*** Dataset records ***
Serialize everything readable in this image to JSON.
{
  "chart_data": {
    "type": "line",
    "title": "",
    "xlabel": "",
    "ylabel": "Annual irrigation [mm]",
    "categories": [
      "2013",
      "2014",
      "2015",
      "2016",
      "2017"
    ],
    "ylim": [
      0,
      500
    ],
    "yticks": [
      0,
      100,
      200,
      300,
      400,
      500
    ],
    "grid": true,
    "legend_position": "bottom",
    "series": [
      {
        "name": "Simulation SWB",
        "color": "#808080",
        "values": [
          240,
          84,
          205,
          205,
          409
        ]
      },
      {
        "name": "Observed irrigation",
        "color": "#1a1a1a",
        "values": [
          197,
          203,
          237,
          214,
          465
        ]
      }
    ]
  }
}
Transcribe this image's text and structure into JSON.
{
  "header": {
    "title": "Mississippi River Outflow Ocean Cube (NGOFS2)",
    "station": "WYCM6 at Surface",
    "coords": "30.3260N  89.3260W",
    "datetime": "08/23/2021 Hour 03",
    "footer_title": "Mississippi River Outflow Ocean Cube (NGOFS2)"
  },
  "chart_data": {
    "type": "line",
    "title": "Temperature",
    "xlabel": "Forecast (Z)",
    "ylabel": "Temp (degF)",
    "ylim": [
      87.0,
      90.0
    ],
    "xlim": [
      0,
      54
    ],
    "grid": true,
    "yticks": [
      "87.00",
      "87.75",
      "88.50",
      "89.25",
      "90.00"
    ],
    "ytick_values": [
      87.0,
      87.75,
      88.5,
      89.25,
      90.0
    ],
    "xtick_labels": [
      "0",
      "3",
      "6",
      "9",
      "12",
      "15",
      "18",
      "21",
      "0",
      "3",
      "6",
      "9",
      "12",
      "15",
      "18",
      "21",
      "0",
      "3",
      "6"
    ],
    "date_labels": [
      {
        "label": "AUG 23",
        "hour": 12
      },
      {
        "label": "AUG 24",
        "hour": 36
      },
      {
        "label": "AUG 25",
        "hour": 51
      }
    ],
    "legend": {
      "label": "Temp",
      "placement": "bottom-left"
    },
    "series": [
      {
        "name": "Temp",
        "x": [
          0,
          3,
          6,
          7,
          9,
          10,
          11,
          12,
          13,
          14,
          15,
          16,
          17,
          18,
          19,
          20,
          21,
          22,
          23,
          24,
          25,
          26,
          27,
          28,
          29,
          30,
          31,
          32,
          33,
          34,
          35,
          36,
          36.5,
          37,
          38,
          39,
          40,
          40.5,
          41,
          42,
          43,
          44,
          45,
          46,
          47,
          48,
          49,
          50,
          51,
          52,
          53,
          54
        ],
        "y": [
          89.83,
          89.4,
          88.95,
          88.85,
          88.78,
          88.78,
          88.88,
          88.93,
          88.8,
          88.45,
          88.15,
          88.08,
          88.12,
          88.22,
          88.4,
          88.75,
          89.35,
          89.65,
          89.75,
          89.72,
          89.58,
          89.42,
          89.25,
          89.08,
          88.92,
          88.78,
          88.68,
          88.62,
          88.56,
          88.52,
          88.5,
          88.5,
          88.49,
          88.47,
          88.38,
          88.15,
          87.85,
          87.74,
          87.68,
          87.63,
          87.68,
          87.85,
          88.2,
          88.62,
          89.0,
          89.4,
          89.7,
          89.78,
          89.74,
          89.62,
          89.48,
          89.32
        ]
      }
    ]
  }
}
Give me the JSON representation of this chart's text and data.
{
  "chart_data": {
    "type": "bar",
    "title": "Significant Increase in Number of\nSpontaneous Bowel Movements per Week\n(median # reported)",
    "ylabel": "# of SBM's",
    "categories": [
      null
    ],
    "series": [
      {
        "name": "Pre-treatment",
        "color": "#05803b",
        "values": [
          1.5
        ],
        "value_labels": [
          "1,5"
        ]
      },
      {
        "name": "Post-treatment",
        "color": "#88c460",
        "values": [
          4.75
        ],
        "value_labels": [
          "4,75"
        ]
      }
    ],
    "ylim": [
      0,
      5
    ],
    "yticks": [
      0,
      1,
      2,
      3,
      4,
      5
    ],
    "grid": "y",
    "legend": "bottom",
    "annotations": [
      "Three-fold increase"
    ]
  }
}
***
Task to complete: Pull out all lines from the entries above in which the word "bottom" appears.

Answer to the exercise:
    "legend_position": "bottom",
      "placement": "bottom-left"
    "legend": "bottom",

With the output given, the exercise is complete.